-------- Records supplied

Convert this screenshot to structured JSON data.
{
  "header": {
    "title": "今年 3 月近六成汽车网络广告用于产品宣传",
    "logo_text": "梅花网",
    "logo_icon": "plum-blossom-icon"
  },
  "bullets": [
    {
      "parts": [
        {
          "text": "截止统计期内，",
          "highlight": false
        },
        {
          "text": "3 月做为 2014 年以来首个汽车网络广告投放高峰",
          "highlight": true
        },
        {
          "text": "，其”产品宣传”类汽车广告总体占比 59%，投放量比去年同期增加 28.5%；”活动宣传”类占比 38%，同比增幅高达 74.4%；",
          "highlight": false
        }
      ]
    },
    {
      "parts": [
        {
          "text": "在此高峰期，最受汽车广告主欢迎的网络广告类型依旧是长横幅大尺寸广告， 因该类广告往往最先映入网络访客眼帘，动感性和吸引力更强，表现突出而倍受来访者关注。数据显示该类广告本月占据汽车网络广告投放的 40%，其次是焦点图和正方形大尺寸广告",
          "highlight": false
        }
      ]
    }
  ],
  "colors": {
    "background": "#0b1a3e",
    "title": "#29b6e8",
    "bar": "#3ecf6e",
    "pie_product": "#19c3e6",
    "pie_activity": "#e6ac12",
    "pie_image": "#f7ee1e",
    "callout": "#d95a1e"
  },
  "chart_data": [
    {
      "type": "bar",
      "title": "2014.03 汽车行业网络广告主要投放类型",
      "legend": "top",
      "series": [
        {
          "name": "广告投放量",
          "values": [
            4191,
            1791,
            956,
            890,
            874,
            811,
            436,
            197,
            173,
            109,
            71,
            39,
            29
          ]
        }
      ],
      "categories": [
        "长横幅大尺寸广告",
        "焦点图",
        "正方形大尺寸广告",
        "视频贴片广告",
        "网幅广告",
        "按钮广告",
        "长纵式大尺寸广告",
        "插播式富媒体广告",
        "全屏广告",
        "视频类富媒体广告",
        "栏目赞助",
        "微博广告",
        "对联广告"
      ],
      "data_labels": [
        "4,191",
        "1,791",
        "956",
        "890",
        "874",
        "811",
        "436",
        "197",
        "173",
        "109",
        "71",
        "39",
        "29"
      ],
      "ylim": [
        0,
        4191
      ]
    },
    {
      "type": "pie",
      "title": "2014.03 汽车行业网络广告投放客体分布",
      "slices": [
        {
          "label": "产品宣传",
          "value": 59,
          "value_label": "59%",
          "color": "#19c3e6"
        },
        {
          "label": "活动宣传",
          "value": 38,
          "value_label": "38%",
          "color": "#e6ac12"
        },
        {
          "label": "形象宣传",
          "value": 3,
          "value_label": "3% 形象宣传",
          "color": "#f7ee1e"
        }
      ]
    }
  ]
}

----------------

• **Exercise brief**
Identify the lines above that contain the word "title", then copy them.

• **Answer to this problem**
    "title": "今年 3 月近六成汽车网络广告用于产品宣传",
    "title": "#29b6e8",
      "title": "2014.03 汽车行业网络广告主要投放类型",
      "title": "2014.03 汽车行业网络广告投放客体分布",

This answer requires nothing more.